SET TASK: Print out the material that follows word for word.

INPUT:
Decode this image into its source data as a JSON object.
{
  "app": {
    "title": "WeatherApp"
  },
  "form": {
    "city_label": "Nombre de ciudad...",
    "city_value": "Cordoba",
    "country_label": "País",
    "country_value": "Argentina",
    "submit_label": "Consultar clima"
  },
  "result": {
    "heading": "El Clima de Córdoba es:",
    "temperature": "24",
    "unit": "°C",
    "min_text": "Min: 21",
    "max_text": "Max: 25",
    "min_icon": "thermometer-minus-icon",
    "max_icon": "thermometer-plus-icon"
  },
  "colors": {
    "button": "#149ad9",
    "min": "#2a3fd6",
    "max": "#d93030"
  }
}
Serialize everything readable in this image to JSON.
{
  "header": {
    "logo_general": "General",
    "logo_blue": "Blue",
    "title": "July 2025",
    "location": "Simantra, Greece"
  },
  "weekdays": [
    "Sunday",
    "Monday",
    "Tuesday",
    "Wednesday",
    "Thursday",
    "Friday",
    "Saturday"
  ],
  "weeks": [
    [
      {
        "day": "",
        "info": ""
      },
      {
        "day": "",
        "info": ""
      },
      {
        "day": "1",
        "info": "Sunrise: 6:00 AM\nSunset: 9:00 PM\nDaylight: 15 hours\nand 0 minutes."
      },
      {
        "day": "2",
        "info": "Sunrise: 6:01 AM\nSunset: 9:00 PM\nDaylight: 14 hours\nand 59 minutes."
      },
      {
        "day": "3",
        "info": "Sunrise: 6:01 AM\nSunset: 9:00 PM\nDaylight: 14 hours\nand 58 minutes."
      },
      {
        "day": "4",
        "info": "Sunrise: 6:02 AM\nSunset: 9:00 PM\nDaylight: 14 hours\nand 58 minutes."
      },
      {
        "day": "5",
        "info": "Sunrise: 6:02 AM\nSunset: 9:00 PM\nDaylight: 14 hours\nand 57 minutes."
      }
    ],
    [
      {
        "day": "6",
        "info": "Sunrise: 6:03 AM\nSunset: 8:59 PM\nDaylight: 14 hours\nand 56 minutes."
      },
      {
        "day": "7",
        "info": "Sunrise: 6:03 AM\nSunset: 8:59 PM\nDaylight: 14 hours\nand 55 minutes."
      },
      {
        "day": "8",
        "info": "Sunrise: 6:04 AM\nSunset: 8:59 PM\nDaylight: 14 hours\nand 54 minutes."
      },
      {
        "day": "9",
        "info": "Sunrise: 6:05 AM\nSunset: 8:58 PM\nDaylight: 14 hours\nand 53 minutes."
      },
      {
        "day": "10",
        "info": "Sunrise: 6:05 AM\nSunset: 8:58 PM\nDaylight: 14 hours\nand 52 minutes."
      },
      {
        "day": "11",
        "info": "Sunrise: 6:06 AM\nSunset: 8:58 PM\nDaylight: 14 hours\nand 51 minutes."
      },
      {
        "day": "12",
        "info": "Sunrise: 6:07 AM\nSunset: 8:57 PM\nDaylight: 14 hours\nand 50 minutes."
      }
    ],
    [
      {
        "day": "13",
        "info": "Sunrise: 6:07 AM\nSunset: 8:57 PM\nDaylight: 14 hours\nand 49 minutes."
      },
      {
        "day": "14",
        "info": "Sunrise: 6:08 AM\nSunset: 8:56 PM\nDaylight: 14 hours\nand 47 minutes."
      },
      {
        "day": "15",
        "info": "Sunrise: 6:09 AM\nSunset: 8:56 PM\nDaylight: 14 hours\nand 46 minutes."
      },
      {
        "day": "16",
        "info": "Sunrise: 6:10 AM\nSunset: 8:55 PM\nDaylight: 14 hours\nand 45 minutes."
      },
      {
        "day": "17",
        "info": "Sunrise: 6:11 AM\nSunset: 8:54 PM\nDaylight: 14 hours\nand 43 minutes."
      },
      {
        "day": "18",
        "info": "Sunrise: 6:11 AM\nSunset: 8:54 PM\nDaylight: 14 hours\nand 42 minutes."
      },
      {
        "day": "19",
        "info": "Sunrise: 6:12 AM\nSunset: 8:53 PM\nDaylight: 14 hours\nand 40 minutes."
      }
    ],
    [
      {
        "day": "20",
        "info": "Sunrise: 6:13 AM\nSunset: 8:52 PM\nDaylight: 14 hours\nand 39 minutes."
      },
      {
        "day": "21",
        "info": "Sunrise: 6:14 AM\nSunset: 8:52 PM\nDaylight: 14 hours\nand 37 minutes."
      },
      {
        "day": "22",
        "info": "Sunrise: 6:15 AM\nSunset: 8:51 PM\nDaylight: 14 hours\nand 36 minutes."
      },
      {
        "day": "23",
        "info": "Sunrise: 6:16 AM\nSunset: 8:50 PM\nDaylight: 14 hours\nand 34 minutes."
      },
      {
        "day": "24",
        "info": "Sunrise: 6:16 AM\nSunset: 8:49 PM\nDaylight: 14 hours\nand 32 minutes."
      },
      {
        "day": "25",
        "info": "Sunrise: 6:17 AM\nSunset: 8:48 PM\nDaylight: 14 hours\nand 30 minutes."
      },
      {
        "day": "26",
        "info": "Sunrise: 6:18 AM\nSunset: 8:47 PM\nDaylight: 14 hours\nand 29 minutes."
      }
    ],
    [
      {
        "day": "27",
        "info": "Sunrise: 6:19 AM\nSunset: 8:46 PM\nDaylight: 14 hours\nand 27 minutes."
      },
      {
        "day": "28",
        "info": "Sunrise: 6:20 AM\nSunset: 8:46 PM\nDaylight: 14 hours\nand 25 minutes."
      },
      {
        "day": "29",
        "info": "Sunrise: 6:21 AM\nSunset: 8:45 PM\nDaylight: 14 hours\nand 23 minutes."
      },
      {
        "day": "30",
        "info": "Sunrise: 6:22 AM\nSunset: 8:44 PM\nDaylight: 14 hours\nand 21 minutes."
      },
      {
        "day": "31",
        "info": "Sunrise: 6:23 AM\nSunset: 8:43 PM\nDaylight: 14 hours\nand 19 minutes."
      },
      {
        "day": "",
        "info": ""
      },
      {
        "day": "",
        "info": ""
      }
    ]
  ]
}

RESULT:
Decode this image into its source data as a JSON object.
{
  "app": {
    "title": "WeatherApp"
  },
  "form": {
    "city_label": "Nombre de ciudad...",
    "city_value": "Cordoba",
    "country_label": "País",
    "country_value": "Argentina",
    "submit_label": "Consultar clima"
  },
  "result": {
    "heading": "El Clima de Córdoba es:",
    "temperature": "24",
    "unit": "°C",
    "min_text": "Min: 21",
    "max_text": "Max: 25",
    "min_icon": "thermometer-minus-icon",
    "max_icon": "thermometer-plus-icon"
  },
  "colors": {
    "button": "#149ad9",
    "min": "#2a3fd6",
    "max": "#d93030"
  }
}
Serialize everything readable in this image to JSON.
{
  "header": {
    "logo_general": "General",
    "logo_blue": "Blue",
    "title": "July 2025",
    "location": "Simantra, Greece"
  },
  "weekdays": [
    "Sunday",
    "Monday",
    "Tuesday",
    "Wednesday",
    "Thursday",
    "Friday",
    "Saturday"
  ],
  "weeks": [
    [
      {
        "day": "",
        "info": ""
      },
      {
        "day": "",
        "info": ""
      },
      {
        "day": "1",
        "info": "Sunrise: 6:00 AM\nSunset: 9:00 PM\nDaylight: 15 hours\nand 0 minutes."
      },
      {
        "day": "2",
        "info": "Sunrise: 6:01 AM\nSunset: 9:00 PM\nDaylight: 14 hours\nand 59 minutes."
      },
      {
        "day": "3",
        "info": "Sunrise: 6:01 AM\nSunset: 9:00 PM\nDaylight: 14 hours\nand 58 minutes."
      },
      {
        "day": "4",
        "info": "Sunrise: 6:02 AM\nSunset: 9:00 PM\nDaylight: 14 hours\nand 58 minutes."
      },
      {
        "day": "5",
        "info": "Sunrise: 6:02 AM\nSunset: 9:00 PM\nDaylight: 14 hours\nand 57 minutes."
      }
    ],
    [
      {
        "day": "6",
        "info": "Sunrise: 6:03 AM\nSunset: 8:59 PM\nDaylight: 14 hours\nand 56 minutes."
      },
      {
        "day": "7",
        "info": "Sunrise: 6:03 AM\nSunset: 8:59 PM\nDaylight: 14 hours\nand 55 minutes."
      },
      {
        "day": "8",
        "info": "Sunrise: 6:04 AM\nSunset: 8:59 PM\nDaylight: 14 hours\nand 54 minutes."
      },
      {
        "day": "9",
        "info": "Sunrise: 6:05 AM\nSunset: 8:58 PM\nDaylight: 14 hours\nand 53 minutes."
      },
      {
        "day": "10",
        "info": "Sunrise: 6:05 AM\nSunset: 8:58 PM\nDaylight: 14 hours\nand 52 minutes."
      },
      {
        "day": "11",
        "info": "Sunrise: 6:06 AM\nSunset: 8:58 PM\nDaylight: 14 hours\nand 51 minutes."
      },
      {
        "day": "12",
        "info": "Sunrise: 6:07 AM\nSunset: 8:57 PM\nDaylight: 14 hours\nand 50 minutes."
      }
    ],
    [
      {
        "day": "13",
        "info": "Sunrise: 6:07 AM\nSunset: 8:57 PM\nDaylight: 14 hours\nand 49 minutes."
      },
      {
        "day": "14",
        "info": "Sunrise: 6:08 AM\nSunset: 8:56 PM\nDaylight: 14 hours\nand 47 minutes."
      },
      {
        "day": "15",
        "info": "Sunrise: 6:09 AM\nSunset: 8:56 PM\nDaylight: 14 hours\nand 46 minutes."
      },
      {
        "day": "16",
        "info": "Sunrise: 6:10 AM\nSunset: 8:55 PM\nDaylight: 14 hours\nand 45 minutes."
      },
      {
        "day": "17",
        "info": "Sunrise: 6:11 AM\nSunset: 8:54 PM\nDaylight: 14 hours\nand 43 minutes."
      },
      {
        "day": "18",
        "info": "Sunrise: 6:11 AM\nSunset: 8:54 PM\nDaylight: 14 hours\nand 42 minutes."
      },
      {
        "day": "19",
        "info": "Sunrise: 6:12 AM\nSunset: 8:53 PM\nDaylight: 14 hours\nand 40 minutes."
      }
    ],
    [
      {
        "day": "20",
        "info": "Sunrise: 6:13 AM\nSunset: 8:52 PM\nDaylight: 14 hours\nand 39 minutes."
      },
      {
        "day": "21",
        "info": "Sunrise: 6:14 AM\nSunset: 8:52 PM\nDaylight: 14 hours\nand 37 minutes."
      },
      {
        "day": "22",
        "info": "Sunrise: 6:15 AM\nSunset: 8:51 PM\nDaylight: 14 hours\nand 36 minutes."
      },
      {
        "day": "23",
        "info": "Sunrise: 6:16 AM\nSunset: 8:50 PM\nDaylight: 14 hours\nand 34 minutes."
      },
      {
        "day": "24",
        "info": "Sunrise: 6:16 AM\nSunset: 8:49 PM\nDaylight: 14 hours\nand 32 minutes."
      },
      {
        "day": "25",
        "info": "Sunrise: 6:17 AM\nSunset: 8:48 PM\nDaylight: 14 hours\nand 30 minutes."
      },
      {
        "day": "26",
        "info": "Sunrise: 6:18 AM\nSunset: 8:47 PM\nDaylight: 14 hours\nand 29 minutes."
      }
    ],
    [
      {
        "day": "27",
        "info": "Sunrise: 6:19 AM\nSunset: 8:46 PM\nDaylight: 14 hours\nand 27 minutes."
      },
      {
        "day": "28",
        "info": "Sunrise: 6:20 AM\nSunset: 8:46 PM\nDaylight: 14 hours\nand 25 minutes."
      },
      {
        "day": "29",
        "info": "Sunrise: 6:21 AM\nSunset: 8:45 PM\nDaylight: 14 hours\nand 23 minutes."
      },
      {
        "day": "30",
        "info": "Sunrise: 6:22 AM\nSunset: 8:44 PM\nDaylight: 14 hours\nand 21 minutes."
      },
      {
        "day": "31",
        "info": "Sunrise: 6:23 AM\nSunset: 8:43 PM\nDaylight: 14 hours\nand 19 minutes."
      },
      {
        "day": "",
        "info": ""
      },
      {
        "day": "",
        "info": ""
      }
    ]
  ]
}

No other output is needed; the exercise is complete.